━━━━━ Items
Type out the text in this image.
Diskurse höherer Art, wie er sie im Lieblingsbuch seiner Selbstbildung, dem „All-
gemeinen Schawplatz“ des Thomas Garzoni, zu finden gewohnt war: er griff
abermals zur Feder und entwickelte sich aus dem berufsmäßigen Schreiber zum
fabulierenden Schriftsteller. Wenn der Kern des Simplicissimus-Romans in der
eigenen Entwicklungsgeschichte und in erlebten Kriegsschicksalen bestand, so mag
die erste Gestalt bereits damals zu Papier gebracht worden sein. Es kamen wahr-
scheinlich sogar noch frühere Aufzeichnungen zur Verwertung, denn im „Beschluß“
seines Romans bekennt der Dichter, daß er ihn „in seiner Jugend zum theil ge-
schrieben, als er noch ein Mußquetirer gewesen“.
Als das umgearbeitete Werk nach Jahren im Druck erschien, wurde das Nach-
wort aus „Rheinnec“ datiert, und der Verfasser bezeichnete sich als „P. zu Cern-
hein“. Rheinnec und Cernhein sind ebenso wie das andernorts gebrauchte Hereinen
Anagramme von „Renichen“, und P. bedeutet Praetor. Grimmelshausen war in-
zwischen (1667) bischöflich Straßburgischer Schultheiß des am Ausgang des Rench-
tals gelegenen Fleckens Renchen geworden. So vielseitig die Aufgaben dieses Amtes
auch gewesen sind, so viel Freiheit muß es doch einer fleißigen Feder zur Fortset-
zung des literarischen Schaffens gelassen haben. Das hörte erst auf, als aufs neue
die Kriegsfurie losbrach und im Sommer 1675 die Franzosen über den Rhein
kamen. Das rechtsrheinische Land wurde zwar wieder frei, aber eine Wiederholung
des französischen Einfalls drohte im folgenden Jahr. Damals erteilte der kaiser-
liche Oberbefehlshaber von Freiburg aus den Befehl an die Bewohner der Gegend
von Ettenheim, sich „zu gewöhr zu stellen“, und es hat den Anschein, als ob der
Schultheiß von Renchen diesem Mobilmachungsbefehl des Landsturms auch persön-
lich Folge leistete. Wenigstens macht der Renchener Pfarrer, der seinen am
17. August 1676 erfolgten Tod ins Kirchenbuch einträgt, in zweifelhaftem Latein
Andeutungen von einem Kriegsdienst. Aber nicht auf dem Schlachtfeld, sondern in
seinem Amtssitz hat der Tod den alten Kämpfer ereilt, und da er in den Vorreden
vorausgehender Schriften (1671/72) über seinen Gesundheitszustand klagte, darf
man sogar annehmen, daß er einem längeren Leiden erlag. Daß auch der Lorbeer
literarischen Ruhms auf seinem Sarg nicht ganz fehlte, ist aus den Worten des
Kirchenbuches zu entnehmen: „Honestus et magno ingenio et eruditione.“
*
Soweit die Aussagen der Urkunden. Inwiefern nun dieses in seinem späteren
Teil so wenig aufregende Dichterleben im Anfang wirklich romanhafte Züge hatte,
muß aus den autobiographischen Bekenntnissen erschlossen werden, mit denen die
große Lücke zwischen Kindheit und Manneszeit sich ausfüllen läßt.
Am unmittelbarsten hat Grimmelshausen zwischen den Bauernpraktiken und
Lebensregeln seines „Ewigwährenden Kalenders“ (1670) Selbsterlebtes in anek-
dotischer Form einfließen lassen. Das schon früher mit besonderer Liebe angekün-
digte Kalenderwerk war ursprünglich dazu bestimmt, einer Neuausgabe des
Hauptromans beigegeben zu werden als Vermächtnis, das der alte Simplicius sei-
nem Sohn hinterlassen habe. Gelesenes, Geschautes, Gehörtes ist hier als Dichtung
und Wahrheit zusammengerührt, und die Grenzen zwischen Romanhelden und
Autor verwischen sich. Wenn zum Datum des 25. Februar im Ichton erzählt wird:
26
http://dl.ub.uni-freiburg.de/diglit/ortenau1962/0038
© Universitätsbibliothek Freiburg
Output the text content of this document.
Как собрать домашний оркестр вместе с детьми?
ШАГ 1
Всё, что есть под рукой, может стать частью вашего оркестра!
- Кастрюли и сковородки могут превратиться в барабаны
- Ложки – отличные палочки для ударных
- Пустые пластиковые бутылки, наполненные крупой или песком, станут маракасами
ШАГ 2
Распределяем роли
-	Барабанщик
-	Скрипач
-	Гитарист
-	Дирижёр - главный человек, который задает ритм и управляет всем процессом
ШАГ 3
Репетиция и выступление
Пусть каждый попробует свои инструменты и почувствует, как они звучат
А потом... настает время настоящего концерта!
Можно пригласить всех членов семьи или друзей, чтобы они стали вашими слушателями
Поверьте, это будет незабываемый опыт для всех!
━━━━━━━━━━
__Task to complete__
Track down every line holding the string "Schultheiß" and copy it.

__Answer below__
zwischen (1667) bischöflich Straßburgischer Schultheiß des am Ausgang des Rench-
Schultheiß von Renchen diesem Mobilmachungsbefehl des Landsturms auch persön-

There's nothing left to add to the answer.